→ INSTRUCTION
Go through the entries one line at a time, and gather every line that has the word "Impact".

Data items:
***
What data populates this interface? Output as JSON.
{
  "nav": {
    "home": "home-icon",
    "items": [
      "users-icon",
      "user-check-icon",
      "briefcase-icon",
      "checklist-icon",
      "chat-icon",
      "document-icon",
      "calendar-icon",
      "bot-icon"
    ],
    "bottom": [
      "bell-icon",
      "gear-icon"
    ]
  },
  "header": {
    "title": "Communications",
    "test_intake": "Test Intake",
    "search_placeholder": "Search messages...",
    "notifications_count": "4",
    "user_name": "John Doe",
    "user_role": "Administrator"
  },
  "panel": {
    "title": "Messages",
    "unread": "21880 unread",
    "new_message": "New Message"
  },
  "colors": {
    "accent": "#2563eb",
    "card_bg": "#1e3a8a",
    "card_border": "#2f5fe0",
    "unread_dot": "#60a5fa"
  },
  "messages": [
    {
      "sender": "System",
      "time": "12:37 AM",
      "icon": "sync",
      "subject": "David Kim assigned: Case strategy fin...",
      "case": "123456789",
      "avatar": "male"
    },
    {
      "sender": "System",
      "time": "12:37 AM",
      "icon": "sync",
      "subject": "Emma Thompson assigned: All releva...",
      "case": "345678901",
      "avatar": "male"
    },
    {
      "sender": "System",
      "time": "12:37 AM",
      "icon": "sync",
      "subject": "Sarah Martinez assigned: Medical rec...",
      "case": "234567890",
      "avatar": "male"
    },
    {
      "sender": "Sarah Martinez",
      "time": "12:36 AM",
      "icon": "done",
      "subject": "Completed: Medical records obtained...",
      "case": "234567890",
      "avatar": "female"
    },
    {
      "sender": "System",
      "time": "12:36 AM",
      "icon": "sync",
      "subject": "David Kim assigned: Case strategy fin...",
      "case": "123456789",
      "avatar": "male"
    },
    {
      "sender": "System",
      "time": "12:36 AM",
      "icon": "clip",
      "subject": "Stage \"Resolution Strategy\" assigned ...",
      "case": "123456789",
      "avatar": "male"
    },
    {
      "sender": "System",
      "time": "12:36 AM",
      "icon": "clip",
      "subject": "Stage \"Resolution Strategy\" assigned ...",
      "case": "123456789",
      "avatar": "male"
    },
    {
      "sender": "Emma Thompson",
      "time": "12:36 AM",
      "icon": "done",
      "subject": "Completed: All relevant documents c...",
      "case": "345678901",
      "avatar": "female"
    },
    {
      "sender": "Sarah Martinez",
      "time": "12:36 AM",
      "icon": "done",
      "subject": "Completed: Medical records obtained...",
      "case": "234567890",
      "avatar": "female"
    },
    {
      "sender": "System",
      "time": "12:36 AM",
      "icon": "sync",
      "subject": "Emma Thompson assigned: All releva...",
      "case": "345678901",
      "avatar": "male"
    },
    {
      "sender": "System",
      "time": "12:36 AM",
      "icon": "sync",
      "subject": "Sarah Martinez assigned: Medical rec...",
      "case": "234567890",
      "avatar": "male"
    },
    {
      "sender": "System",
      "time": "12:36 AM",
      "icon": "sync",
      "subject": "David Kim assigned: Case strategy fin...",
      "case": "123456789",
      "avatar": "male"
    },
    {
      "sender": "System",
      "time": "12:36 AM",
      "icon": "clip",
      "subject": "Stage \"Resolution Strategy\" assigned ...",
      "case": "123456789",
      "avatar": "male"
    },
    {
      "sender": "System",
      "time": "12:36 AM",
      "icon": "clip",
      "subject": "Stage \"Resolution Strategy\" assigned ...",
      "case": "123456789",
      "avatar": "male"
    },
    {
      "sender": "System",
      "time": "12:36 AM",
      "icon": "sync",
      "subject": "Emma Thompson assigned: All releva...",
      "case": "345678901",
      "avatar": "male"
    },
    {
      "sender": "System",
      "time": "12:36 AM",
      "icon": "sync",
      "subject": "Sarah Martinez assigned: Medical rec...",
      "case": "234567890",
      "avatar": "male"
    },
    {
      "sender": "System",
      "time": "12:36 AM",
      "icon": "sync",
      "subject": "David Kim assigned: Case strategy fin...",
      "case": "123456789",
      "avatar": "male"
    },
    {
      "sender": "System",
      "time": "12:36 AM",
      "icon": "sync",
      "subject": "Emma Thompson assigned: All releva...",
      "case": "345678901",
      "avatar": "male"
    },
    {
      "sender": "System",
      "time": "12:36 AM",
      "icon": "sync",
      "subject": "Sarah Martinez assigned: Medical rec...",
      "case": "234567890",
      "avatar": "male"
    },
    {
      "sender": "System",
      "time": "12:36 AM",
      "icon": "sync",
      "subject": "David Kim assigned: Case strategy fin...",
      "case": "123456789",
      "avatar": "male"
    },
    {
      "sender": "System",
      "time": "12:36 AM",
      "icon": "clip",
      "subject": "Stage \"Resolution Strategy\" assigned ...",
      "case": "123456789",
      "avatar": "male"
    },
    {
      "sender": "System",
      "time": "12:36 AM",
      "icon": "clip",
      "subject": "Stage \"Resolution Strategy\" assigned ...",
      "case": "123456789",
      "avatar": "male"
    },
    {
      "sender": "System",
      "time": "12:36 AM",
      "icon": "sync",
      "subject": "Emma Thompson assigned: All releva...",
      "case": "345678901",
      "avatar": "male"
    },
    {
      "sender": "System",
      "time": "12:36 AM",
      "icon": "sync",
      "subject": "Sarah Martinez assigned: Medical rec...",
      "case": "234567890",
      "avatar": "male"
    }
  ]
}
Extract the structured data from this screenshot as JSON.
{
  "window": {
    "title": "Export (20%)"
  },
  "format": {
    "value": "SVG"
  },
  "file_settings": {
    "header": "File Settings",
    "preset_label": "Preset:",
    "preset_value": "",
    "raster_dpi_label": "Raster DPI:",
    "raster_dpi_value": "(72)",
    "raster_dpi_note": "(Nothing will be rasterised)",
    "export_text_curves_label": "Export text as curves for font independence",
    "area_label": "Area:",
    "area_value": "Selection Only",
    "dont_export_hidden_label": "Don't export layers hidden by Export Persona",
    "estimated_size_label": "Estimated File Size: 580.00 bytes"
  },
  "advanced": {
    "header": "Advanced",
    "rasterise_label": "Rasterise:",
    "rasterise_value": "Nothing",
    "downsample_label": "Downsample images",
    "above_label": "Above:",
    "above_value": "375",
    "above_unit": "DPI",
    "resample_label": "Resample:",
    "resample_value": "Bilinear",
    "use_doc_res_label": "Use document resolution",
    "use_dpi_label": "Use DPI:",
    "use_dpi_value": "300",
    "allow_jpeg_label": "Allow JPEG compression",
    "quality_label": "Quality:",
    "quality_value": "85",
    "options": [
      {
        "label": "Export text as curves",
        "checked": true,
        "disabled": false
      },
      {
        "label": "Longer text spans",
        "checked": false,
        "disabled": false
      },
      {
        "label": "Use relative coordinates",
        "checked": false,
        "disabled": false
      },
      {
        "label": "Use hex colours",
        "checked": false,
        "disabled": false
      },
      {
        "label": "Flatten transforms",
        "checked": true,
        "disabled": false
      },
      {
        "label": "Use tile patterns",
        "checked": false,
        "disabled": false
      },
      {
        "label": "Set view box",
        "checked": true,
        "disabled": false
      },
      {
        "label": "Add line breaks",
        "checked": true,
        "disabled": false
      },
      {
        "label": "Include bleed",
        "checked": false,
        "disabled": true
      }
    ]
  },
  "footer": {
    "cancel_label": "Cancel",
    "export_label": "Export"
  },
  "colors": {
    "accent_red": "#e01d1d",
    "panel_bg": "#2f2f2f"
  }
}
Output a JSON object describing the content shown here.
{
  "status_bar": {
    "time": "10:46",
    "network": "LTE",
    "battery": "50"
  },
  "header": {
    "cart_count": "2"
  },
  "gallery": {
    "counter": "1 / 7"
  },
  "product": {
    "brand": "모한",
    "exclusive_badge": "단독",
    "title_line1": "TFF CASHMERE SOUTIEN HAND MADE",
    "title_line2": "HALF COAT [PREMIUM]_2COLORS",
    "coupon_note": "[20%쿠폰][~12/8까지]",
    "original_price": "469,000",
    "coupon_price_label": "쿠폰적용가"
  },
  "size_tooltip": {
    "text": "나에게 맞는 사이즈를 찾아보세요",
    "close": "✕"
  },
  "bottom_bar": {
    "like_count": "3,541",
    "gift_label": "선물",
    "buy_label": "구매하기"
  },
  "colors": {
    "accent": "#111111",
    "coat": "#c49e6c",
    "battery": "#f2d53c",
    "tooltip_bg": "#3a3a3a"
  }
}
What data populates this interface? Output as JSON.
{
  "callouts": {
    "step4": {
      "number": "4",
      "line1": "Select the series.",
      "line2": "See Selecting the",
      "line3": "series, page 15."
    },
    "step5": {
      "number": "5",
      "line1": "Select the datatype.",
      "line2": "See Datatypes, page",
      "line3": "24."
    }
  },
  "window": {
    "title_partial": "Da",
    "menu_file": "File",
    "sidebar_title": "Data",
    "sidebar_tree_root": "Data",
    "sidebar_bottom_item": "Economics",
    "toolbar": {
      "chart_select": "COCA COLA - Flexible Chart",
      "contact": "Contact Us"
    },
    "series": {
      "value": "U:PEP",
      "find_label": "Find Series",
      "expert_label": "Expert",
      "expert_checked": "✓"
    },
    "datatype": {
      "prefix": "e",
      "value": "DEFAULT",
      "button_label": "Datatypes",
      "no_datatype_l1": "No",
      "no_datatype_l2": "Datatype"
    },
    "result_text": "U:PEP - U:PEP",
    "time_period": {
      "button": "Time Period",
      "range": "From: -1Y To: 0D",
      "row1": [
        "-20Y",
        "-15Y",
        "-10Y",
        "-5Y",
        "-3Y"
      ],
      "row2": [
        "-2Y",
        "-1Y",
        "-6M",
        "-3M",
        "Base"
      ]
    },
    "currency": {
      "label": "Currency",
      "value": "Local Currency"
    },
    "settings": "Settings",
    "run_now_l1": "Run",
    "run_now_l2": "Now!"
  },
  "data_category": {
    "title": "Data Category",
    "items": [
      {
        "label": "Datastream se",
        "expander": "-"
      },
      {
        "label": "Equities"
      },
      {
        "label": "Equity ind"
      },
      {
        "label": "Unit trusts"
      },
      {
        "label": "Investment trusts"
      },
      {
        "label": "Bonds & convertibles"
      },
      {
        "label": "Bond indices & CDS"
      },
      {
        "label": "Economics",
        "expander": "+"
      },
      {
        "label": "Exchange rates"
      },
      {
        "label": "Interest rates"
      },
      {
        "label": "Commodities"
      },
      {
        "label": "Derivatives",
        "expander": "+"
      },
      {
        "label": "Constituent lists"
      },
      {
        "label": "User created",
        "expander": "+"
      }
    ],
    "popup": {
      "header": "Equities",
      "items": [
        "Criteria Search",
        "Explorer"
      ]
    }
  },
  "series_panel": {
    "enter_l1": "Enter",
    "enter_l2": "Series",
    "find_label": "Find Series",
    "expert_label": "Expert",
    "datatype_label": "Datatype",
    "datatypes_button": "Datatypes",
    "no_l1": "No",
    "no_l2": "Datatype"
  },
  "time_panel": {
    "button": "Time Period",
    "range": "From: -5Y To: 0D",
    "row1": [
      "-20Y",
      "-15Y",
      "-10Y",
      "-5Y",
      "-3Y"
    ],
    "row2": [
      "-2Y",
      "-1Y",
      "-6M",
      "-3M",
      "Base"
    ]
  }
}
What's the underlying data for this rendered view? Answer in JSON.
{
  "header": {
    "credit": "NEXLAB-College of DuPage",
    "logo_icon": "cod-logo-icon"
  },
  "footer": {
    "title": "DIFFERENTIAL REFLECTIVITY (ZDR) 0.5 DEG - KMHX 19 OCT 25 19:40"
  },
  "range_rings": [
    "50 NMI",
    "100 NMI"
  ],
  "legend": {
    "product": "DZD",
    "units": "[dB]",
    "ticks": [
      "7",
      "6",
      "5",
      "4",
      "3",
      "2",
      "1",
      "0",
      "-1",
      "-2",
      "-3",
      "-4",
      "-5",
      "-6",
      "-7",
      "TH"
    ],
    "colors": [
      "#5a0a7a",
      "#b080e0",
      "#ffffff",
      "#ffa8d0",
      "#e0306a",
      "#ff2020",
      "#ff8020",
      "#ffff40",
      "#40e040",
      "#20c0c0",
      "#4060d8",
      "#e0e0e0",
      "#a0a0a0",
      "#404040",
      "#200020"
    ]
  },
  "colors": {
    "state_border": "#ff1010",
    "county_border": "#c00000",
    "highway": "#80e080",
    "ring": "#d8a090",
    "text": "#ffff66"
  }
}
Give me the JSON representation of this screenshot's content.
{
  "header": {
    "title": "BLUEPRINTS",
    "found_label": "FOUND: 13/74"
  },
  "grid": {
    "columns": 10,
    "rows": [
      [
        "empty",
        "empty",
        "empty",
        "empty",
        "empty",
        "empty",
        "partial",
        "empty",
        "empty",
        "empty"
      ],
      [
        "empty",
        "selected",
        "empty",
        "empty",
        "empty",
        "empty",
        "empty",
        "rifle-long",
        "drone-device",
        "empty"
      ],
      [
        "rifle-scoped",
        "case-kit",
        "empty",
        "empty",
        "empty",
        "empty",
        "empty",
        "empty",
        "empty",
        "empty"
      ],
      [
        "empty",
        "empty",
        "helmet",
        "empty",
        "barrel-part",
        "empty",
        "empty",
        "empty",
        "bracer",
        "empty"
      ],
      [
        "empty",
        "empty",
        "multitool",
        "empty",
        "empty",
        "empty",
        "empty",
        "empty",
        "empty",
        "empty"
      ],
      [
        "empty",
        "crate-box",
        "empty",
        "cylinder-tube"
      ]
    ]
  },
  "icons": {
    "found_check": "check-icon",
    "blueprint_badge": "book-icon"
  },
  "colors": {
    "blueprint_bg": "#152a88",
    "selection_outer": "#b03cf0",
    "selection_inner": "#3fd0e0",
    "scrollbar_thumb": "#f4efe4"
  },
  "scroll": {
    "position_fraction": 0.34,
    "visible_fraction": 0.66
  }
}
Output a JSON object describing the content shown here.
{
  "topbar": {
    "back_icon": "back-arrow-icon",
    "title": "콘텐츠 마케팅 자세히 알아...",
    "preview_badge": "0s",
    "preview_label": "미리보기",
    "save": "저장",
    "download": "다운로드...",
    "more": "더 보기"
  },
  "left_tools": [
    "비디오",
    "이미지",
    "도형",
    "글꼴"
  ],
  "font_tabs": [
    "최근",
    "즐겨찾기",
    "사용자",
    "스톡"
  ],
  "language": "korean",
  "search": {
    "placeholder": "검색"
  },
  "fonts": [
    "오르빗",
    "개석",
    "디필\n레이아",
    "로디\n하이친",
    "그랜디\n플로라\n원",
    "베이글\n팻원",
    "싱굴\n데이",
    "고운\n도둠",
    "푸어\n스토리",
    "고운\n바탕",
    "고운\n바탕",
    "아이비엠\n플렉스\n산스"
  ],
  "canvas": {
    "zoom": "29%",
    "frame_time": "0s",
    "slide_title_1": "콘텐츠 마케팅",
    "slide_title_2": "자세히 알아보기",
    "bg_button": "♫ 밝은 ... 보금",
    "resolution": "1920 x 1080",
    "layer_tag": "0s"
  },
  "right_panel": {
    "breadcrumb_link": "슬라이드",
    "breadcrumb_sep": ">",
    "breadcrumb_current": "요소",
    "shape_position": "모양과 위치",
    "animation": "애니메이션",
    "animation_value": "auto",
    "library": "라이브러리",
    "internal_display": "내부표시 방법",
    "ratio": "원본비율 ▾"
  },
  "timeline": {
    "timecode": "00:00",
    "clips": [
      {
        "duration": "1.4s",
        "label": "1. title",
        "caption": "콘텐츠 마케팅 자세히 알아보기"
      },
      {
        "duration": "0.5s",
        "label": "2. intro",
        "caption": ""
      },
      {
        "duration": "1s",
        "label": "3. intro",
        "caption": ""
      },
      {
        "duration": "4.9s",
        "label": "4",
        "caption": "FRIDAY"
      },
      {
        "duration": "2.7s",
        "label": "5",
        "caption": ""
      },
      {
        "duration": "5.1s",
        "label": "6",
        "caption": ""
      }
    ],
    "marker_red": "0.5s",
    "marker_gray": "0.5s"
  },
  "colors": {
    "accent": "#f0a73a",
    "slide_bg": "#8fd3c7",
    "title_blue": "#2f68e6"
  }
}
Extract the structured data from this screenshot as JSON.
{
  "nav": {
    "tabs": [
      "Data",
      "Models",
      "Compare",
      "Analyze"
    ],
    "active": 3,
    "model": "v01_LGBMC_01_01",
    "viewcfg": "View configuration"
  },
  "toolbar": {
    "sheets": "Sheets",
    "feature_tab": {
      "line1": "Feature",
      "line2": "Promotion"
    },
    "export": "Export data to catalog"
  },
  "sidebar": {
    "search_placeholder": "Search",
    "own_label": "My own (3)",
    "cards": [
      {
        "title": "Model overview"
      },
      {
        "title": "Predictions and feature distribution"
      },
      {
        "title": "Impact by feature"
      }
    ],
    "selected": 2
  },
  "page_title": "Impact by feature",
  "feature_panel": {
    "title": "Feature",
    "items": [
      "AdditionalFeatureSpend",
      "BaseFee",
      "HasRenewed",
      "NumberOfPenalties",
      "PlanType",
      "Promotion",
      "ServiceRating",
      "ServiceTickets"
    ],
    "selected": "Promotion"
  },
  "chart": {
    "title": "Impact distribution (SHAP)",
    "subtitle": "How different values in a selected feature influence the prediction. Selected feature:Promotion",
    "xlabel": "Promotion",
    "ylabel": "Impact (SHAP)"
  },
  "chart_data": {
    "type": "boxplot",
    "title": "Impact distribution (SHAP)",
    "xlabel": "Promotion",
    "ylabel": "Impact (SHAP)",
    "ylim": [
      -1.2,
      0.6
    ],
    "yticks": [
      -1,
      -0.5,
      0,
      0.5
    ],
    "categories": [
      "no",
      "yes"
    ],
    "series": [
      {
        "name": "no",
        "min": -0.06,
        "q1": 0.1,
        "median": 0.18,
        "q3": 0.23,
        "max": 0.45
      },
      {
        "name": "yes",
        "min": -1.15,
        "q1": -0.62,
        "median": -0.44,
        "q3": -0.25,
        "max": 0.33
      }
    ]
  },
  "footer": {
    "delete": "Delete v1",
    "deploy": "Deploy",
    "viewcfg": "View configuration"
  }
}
***
→ EXPECTED OUTPUT
        "title": "Impact by feature"
  "page_title": "Impact by feature",
    "title": "Impact distribution (SHAP)",
    "ylabel": "Impact (SHAP)"
    "title": "Impact distribution (SHAP)",
    "ylabel": "Impact (SHAP)",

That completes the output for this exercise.